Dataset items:
########################################

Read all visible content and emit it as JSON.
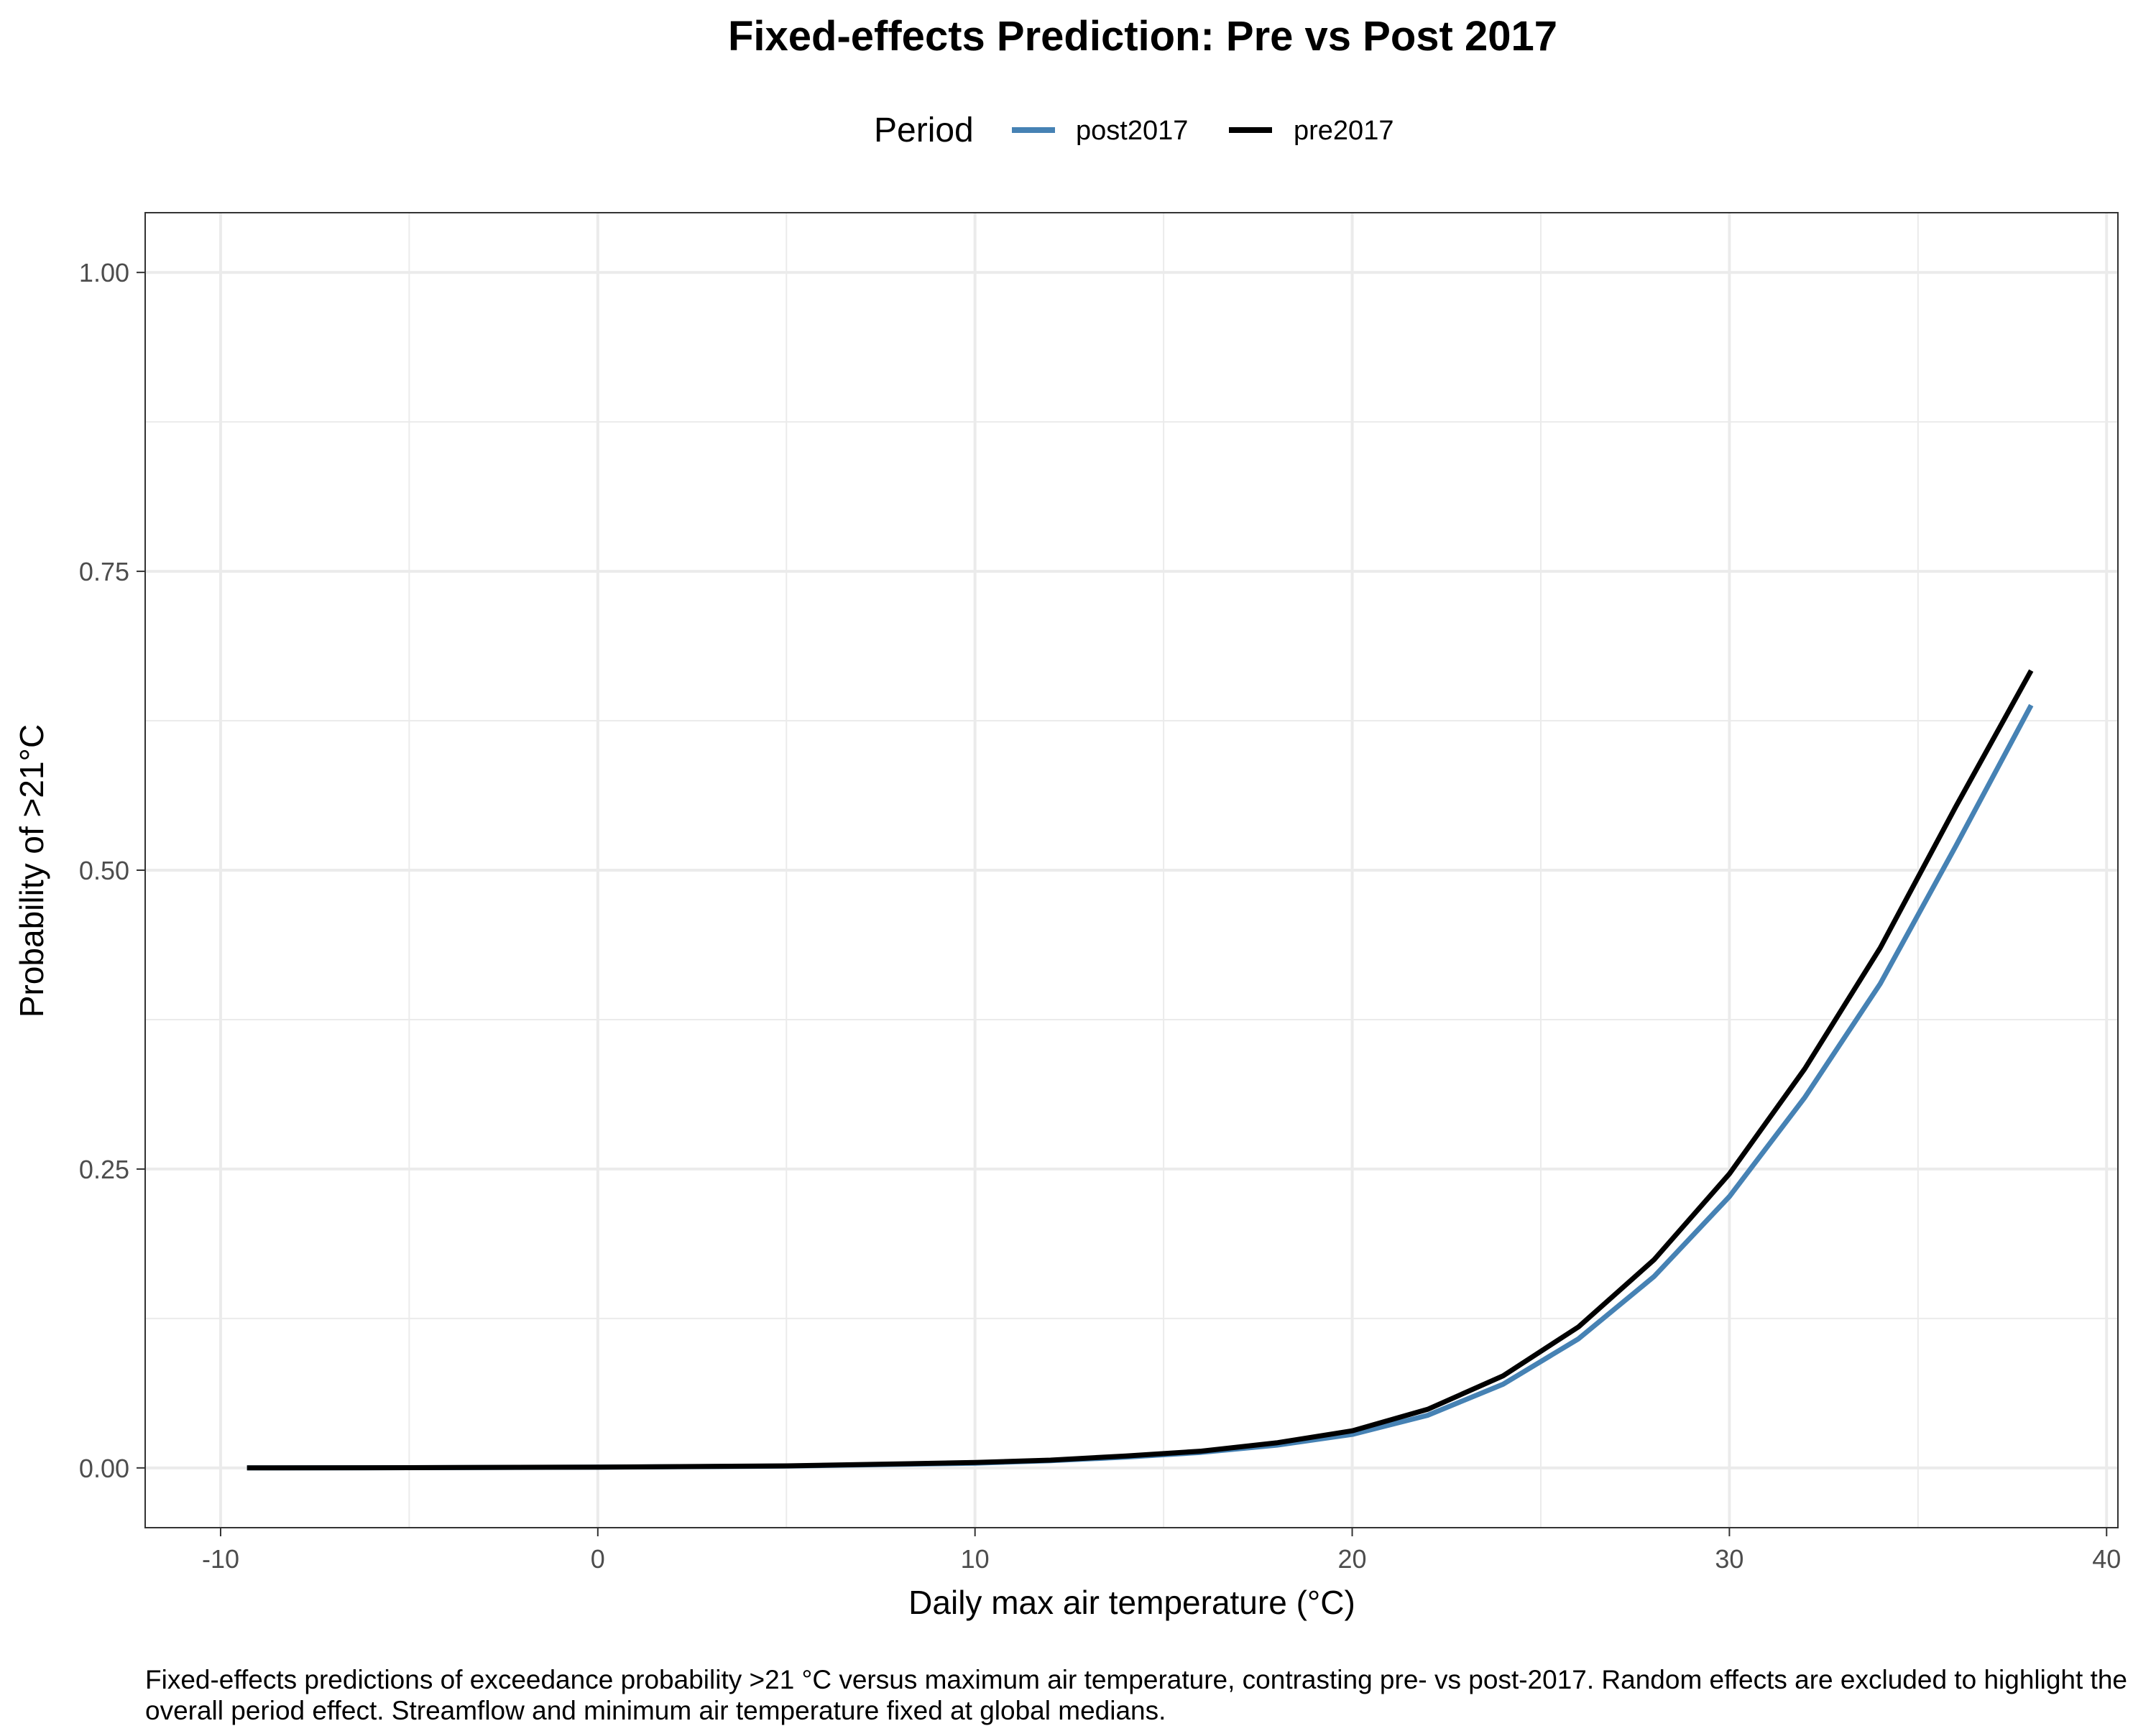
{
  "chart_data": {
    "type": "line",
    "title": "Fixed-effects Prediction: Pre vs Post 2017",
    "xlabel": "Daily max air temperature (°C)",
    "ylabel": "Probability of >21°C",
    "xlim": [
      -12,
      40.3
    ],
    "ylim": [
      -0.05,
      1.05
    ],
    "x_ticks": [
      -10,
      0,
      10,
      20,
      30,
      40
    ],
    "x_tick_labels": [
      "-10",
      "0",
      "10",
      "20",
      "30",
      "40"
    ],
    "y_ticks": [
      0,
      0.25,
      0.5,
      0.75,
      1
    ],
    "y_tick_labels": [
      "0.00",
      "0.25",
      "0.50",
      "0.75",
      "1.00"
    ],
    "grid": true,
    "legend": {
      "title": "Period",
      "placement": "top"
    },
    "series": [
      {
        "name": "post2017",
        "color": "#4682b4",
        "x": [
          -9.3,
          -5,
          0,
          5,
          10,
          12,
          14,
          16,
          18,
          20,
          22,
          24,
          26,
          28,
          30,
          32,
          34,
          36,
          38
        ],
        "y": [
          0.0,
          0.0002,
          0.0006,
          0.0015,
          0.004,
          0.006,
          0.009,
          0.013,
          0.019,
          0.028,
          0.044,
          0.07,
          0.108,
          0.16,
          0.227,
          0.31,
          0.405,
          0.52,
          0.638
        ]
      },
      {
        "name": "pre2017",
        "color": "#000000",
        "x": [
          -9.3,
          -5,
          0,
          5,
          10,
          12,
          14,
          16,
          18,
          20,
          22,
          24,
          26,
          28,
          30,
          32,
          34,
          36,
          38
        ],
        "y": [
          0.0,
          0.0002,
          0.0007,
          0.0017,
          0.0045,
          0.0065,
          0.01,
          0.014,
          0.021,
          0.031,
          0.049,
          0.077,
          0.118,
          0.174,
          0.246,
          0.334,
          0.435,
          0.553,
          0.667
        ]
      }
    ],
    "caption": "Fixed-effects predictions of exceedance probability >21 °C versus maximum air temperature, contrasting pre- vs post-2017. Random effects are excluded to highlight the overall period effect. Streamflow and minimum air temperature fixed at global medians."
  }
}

########################################

Exercise task:
Repeat the records in full, exactly as they appear, without the pictures.

Full answer:
Read all visible content and emit it as JSON.
{
  "chart_data": {
    "type": "line",
    "title": "Fixed-effects Prediction: Pre vs Post 2017",
    "xlabel": "Daily max air temperature (°C)",
    "ylabel": "Probability of >21°C",
    "xlim": [
      -12,
      40.3
    ],
    "ylim": [
      -0.05,
      1.05
    ],
    "x_ticks": [
      -10,
      0,
      10,
      20,
      30,
      40
    ],
    "x_tick_labels": [
      "-10",
      "0",
      "10",
      "20",
      "30",
      "40"
    ],
    "y_ticks": [
      0,
      0.25,
      0.5,
      0.75,
      1
    ],
    "y_tick_labels": [
      "0.00",
      "0.25",
      "0.50",
      "0.75",
      "1.00"
    ],
    "grid": true,
    "legend": {
      "title": "Period",
      "placement": "top"
    },
    "series": [
      {
        "name": "post2017",
        "color": "#4682b4",
        "x": [
          -9.3,
          -5,
          0,
          5,
          10,
          12,
          14,
          16,
          18,
          20,
          22,
          24,
          26,
          28,
          30,
          32,
          34,
          36,
          38
        ],
        "y": [
          0.0,
          0.0002,
          0.0006,
          0.0015,
          0.004,
          0.006,
          0.009,
          0.013,
          0.019,
          0.028,
          0.044,
          0.07,
          0.108,
          0.16,
          0.227,
          0.31,
          0.405,
          0.52,
          0.638
        ]
      },
      {
        "name": "pre2017",
        "color": "#000000",
        "x": [
          -9.3,
          -5,
          0,
          5,
          10,
          12,
          14,
          16,
          18,
          20,
          22,
          24,
          26,
          28,
          30,
          32,
          34,
          36,
          38
        ],
        "y": [
          0.0,
          0.0002,
          0.0007,
          0.0017,
          0.0045,
          0.0065,
          0.01,
          0.014,
          0.021,
          0.031,
          0.049,
          0.077,
          0.118,
          0.174,
          0.246,
          0.334,
          0.435,
          0.553,
          0.667
        ]
      }
    ],
    "caption": "Fixed-effects predictions of exceedance probability >21 °C versus maximum air temperature, contrasting pre- vs post-2017. Random effects are excluded to highlight the overall period effect. Streamflow and minimum air temperature fixed at global medians."
  }
}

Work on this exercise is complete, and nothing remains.